(EXERCISE DESCRIPTION): Gather every row below that contains the string "chevron", and copy each of those rows in full.
---*---
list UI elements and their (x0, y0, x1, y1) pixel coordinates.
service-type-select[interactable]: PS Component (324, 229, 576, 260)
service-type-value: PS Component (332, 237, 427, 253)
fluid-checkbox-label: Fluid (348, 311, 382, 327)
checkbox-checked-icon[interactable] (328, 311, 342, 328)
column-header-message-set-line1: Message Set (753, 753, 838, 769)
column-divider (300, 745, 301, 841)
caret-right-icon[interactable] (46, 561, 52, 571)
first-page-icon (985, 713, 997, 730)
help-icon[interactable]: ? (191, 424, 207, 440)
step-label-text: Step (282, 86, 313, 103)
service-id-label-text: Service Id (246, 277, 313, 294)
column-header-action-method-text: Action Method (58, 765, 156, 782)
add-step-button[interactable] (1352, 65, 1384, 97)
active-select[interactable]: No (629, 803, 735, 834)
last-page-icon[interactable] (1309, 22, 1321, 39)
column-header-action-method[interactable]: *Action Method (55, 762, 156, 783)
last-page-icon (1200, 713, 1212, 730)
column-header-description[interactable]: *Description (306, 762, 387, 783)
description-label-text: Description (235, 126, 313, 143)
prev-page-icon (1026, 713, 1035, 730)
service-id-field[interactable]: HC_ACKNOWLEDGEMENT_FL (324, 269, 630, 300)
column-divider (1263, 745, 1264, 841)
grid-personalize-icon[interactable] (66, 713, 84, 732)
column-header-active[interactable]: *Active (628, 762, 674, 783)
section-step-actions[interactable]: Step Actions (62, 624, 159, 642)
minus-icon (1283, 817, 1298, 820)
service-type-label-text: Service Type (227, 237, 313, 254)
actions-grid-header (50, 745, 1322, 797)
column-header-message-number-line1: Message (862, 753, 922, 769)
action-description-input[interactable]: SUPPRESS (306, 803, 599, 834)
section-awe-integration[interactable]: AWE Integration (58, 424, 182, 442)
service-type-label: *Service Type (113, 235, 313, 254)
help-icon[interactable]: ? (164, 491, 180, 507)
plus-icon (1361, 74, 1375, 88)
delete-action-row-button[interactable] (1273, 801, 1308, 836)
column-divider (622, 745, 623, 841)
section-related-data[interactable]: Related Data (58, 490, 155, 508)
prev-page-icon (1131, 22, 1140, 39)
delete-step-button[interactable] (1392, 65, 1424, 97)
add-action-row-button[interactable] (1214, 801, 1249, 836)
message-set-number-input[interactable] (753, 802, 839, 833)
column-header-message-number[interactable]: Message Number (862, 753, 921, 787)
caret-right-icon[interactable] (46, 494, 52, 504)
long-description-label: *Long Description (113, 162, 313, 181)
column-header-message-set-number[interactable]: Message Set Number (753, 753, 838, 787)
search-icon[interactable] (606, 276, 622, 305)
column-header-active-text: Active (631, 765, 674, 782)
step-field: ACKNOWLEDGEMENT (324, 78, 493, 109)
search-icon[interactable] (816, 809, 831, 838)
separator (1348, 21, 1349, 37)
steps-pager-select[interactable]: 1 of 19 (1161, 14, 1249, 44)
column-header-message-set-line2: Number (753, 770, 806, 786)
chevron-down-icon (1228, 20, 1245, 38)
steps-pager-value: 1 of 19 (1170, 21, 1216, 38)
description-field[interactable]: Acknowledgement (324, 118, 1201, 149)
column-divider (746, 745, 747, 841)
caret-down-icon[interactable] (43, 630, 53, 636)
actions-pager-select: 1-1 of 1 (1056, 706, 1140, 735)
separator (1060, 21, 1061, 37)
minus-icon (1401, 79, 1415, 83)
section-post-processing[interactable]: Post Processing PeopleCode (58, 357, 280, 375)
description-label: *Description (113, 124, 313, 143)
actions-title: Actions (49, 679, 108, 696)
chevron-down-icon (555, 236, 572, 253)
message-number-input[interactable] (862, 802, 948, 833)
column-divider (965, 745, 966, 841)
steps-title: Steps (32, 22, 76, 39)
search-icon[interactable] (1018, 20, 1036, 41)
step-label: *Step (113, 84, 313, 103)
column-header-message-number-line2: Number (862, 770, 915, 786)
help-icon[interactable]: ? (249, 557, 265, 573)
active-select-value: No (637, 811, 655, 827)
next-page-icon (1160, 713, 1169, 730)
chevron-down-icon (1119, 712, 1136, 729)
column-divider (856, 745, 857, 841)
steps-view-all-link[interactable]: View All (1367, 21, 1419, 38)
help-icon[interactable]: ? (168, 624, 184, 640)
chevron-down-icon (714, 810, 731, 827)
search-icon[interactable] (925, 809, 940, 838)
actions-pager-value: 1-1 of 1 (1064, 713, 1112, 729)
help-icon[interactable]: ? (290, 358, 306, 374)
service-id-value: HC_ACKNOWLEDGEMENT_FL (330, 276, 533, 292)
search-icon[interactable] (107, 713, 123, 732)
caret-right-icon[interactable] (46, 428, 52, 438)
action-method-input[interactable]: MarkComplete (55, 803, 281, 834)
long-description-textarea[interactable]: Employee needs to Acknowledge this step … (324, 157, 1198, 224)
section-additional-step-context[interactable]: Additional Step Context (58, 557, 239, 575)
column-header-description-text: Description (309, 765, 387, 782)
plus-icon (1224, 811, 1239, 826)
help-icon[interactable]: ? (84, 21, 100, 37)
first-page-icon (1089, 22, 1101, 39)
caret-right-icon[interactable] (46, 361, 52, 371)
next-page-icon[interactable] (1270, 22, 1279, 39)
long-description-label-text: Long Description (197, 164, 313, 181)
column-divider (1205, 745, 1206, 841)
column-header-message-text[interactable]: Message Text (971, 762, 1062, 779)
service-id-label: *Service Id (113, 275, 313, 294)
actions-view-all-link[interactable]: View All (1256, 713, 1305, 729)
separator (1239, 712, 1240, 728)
---*---
(THE ANSWER):
chevron-down-icon (1228, 20, 1245, 38)
chevron-down-icon (555, 236, 572, 253)
chevron-down-icon (1119, 712, 1136, 729)
chevron-down-icon (714, 810, 731, 827)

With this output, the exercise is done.